**PROBLEM:** Every entry should be repeated exactly. Omit the pictures.

##############################

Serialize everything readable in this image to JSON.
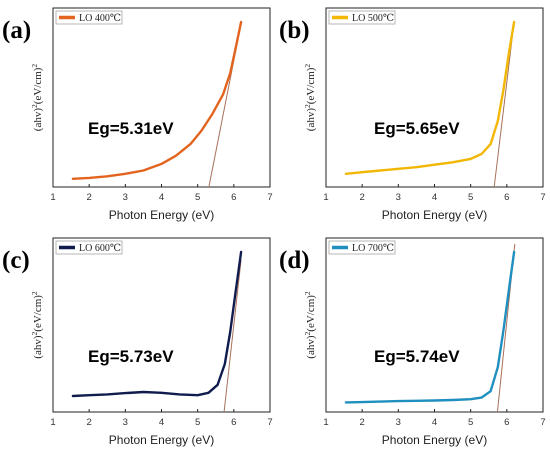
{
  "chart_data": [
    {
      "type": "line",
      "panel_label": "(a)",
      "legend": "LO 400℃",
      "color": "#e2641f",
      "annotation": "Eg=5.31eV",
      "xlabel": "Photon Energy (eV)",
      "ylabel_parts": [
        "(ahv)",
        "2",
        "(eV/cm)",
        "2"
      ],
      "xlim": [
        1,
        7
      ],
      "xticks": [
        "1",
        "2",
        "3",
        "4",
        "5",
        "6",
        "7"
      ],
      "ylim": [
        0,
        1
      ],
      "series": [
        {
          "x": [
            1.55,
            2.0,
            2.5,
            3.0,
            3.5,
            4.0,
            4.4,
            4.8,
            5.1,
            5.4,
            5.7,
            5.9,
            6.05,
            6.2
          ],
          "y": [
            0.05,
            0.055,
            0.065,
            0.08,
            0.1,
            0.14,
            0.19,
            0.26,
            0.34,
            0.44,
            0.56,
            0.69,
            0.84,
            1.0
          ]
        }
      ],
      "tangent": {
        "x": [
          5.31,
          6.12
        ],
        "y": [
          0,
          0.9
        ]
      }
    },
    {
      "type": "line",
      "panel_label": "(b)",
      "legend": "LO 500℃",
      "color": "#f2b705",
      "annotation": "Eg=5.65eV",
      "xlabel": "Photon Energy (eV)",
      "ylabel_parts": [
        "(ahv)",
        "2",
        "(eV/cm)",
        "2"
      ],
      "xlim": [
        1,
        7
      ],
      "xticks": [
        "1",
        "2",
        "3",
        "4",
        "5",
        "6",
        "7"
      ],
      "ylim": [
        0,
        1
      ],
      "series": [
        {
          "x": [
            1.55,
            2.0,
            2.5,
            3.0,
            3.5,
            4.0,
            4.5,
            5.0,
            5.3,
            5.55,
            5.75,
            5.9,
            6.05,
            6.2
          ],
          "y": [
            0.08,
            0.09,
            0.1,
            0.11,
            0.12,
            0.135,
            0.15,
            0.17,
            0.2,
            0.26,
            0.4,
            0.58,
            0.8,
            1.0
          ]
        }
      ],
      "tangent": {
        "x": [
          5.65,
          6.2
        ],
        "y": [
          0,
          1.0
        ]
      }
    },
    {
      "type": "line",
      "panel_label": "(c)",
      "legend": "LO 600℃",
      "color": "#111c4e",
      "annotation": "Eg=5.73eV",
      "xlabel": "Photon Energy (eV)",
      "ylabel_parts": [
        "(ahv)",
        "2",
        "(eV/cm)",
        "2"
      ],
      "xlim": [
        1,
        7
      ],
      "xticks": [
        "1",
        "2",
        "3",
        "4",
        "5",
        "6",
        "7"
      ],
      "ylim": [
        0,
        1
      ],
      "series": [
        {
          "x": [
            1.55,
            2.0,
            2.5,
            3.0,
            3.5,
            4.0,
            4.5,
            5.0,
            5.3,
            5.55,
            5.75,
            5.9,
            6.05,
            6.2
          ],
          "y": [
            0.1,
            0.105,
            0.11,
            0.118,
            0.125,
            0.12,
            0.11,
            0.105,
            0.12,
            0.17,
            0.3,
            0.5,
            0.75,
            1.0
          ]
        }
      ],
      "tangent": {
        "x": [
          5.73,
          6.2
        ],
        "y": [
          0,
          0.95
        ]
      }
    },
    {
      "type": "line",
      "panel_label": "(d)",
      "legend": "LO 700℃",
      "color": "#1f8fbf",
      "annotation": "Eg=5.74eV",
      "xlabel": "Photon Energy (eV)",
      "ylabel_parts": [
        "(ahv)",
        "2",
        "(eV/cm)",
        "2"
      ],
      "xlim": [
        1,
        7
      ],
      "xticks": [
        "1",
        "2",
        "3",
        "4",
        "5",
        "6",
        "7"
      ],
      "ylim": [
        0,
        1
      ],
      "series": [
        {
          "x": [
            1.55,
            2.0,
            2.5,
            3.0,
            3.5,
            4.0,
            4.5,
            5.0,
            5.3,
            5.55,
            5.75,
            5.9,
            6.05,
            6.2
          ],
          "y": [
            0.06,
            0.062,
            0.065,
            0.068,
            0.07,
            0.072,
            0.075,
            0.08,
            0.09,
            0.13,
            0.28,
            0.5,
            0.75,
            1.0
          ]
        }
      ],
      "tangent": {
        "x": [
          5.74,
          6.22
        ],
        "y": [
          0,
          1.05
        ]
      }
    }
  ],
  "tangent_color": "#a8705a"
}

##############################

**FINISHED EXERCISE:**
Serialize everything readable in this image to JSON.
{
  "chart_data": [
    {
      "type": "line",
      "panel_label": "(a)",
      "legend": "LO 400℃",
      "color": "#e2641f",
      "annotation": "Eg=5.31eV",
      "xlabel": "Photon Energy (eV)",
      "ylabel_parts": [
        "(ahv)",
        "2",
        "(eV/cm)",
        "2"
      ],
      "xlim": [
        1,
        7
      ],
      "xticks": [
        "1",
        "2",
        "3",
        "4",
        "5",
        "6",
        "7"
      ],
      "ylim": [
        0,
        1
      ],
      "series": [
        {
          "x": [
            1.55,
            2.0,
            2.5,
            3.0,
            3.5,
            4.0,
            4.4,
            4.8,
            5.1,
            5.4,
            5.7,
            5.9,
            6.05,
            6.2
          ],
          "y": [
            0.05,
            0.055,
            0.065,
            0.08,
            0.1,
            0.14,
            0.19,
            0.26,
            0.34,
            0.44,
            0.56,
            0.69,
            0.84,
            1.0
          ]
        }
      ],
      "tangent": {
        "x": [
          5.31,
          6.12
        ],
        "y": [
          0,
          0.9
        ]
      }
    },
    {
      "type": "line",
      "panel_label": "(b)",
      "legend": "LO 500℃",
      "color": "#f2b705",
      "annotation": "Eg=5.65eV",
      "xlabel": "Photon Energy (eV)",
      "ylabel_parts": [
        "(ahv)",
        "2",
        "(eV/cm)",
        "2"
      ],
      "xlim": [
        1,
        7
      ],
      "xticks": [
        "1",
        "2",
        "3",
        "4",
        "5",
        "6",
        "7"
      ],
      "ylim": [
        0,
        1
      ],
      "series": [
        {
          "x": [
            1.55,
            2.0,
            2.5,
            3.0,
            3.5,
            4.0,
            4.5,
            5.0,
            5.3,
            5.55,
            5.75,
            5.9,
            6.05,
            6.2
          ],
          "y": [
            0.08,
            0.09,
            0.1,
            0.11,
            0.12,
            0.135,
            0.15,
            0.17,
            0.2,
            0.26,
            0.4,
            0.58,
            0.8,
            1.0
          ]
        }
      ],
      "tangent": {
        "x": [
          5.65,
          6.2
        ],
        "y": [
          0,
          1.0
        ]
      }
    },
    {
      "type": "line",
      "panel_label": "(c)",
      "legend": "LO 600℃",
      "color": "#111c4e",
      "annotation": "Eg=5.73eV",
      "xlabel": "Photon Energy (eV)",
      "ylabel_parts": [
        "(ahv)",
        "2",
        "(eV/cm)",
        "2"
      ],
      "xlim": [
        1,
        7
      ],
      "xticks": [
        "1",
        "2",
        "3",
        "4",
        "5",
        "6",
        "7"
      ],
      "ylim": [
        0,
        1
      ],
      "series": [
        {
          "x": [
            1.55,
            2.0,
            2.5,
            3.0,
            3.5,
            4.0,
            4.5,
            5.0,
            5.3,
            5.55,
            5.75,
            5.9,
            6.05,
            6.2
          ],
          "y": [
            0.1,
            0.105,
            0.11,
            0.118,
            0.125,
            0.12,
            0.11,
            0.105,
            0.12,
            0.17,
            0.3,
            0.5,
            0.75,
            1.0
          ]
        }
      ],
      "tangent": {
        "x": [
          5.73,
          6.2
        ],
        "y": [
          0,
          0.95
        ]
      }
    },
    {
      "type": "line",
      "panel_label": "(d)",
      "legend": "LO 700℃",
      "color": "#1f8fbf",
      "annotation": "Eg=5.74eV",
      "xlabel": "Photon Energy (eV)",
      "ylabel_parts": [
        "(ahv)",
        "2",
        "(eV/cm)",
        "2"
      ],
      "xlim": [
        1,
        7
      ],
      "xticks": [
        "1",
        "2",
        "3",
        "4",
        "5",
        "6",
        "7"
      ],
      "ylim": [
        0,
        1
      ],
      "series": [
        {
          "x": [
            1.55,
            2.0,
            2.5,
            3.0,
            3.5,
            4.0,
            4.5,
            5.0,
            5.3,
            5.55,
            5.75,
            5.9,
            6.05,
            6.2
          ],
          "y": [
            0.06,
            0.062,
            0.065,
            0.068,
            0.07,
            0.072,
            0.075,
            0.08,
            0.09,
            0.13,
            0.28,
            0.5,
            0.75,
            1.0
          ]
        }
      ],
      "tangent": {
        "x": [
          5.74,
          6.22
        ],
        "y": [
          0,
          1.05
        ]
      }
    }
  ],
  "tangent_color": "#a8705a"
}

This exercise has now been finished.